● Layout annotation records:
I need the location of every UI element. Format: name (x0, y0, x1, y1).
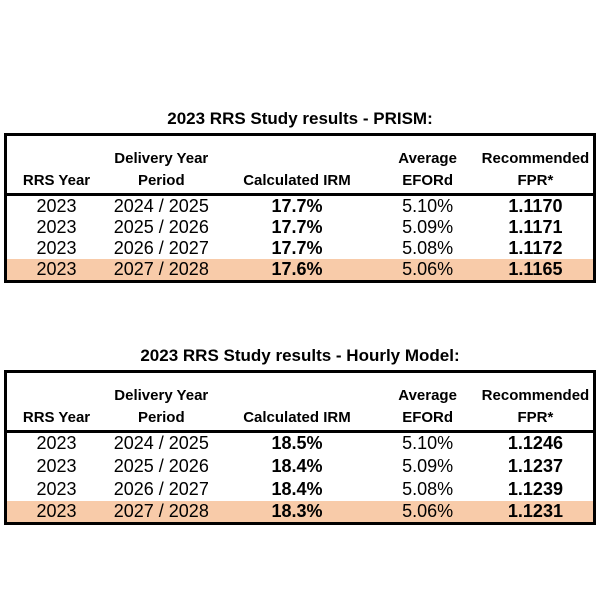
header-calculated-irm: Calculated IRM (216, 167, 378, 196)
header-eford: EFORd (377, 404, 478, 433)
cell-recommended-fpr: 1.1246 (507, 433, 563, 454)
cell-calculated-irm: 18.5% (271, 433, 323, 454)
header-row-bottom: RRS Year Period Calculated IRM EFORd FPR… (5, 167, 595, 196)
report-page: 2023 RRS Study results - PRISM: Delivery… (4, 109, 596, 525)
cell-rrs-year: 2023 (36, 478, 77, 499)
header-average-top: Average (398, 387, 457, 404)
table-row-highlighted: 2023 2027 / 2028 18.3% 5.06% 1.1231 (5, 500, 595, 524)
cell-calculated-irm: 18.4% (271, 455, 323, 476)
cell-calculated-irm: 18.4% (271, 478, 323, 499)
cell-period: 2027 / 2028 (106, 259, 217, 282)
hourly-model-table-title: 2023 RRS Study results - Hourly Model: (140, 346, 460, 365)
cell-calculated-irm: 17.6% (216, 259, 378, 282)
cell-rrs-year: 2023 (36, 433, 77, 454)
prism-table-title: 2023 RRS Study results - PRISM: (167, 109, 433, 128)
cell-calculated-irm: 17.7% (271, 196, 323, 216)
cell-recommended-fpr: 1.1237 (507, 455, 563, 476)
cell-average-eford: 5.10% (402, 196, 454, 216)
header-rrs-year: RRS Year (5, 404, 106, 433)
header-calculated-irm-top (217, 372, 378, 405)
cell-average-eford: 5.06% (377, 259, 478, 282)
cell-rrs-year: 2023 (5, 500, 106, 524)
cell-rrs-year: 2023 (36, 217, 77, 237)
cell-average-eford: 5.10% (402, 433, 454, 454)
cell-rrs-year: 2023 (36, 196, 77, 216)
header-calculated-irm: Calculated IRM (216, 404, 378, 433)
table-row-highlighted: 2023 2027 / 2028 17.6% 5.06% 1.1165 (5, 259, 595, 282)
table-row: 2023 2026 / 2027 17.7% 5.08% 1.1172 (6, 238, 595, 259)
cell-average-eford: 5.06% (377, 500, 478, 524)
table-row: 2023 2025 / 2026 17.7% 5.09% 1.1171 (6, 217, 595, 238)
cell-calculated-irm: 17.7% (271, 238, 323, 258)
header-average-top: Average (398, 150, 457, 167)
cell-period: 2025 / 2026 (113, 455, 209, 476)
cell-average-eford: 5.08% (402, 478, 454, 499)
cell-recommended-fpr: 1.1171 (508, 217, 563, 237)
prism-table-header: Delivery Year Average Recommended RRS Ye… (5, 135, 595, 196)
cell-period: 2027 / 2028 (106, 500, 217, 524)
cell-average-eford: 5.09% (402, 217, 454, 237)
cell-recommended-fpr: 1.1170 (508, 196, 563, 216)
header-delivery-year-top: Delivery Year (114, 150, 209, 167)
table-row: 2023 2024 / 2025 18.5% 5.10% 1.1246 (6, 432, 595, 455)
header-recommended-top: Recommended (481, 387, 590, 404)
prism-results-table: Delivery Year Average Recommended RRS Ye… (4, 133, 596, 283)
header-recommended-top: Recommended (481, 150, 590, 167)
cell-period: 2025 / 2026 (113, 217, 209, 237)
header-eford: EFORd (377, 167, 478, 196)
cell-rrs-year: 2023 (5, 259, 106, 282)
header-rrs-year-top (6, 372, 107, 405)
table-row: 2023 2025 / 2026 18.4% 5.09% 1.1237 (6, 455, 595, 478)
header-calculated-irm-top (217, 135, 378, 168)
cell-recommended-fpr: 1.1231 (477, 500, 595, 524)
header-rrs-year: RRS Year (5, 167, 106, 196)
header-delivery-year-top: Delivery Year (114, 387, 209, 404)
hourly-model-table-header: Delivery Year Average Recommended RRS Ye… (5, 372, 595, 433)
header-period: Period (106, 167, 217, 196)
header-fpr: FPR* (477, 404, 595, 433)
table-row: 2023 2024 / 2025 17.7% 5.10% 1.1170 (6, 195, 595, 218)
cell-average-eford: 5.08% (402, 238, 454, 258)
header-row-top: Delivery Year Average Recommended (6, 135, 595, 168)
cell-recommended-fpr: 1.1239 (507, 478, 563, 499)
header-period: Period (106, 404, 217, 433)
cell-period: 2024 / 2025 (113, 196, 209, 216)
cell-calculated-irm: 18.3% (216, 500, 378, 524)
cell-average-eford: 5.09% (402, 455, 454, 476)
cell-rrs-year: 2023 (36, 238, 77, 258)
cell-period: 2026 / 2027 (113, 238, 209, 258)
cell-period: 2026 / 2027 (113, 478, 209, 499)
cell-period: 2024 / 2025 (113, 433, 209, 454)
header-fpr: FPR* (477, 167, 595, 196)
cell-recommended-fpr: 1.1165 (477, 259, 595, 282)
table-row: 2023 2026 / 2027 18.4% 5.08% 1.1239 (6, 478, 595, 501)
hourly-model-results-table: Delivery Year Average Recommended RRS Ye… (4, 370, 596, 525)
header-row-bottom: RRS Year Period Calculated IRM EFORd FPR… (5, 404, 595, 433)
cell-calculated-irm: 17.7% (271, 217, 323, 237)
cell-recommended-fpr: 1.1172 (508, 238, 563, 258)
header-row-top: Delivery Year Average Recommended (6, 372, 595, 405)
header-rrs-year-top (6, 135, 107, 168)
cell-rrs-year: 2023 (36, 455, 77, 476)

● Aim of the task: Rewrite the lines from the one containing "header-calculated-irm: Calculated IRM (216, 167, 378, 196)" through the one containing "table-row-highlighted: 2023 2027 / 2028 18.3%", inclusive, as a Markdown table with the columns Row and Line, numbering each row and omitting blank lines.

● Task answer:
| Row | Line |
|---|---|
| 1 | header-calculated-irm: Calculated IRM (216, 167, 378, 196) |
| 2 | header-eford: EFORd (377, 404, 478, 433) |
| 3 | cell-recommended-fpr: 1.1246 (507, 433, 563, 454) |
| 4 | cell-calculated-irm: 18.5% (271, 433, 323, 454) |
| 5 | header-row-bottom: RRS Year Period Calculated IRM EFORd FPR… (5, 167, 595, 196) |
| 6 | report-page: 2023 RRS Study results - PRISM: Delivery… (4, 109, 596, 525) |
| 7 | cell-rrs-year: 2023 (36, 478, 77, 499) |
| 8 | header-average-top: Average (398, 387, 457, 404) |
| 9 | table-row-highlighted: 2023 2027 / 2028 18.3% 5.06% 1.1231 (5, 500, 595, 524) |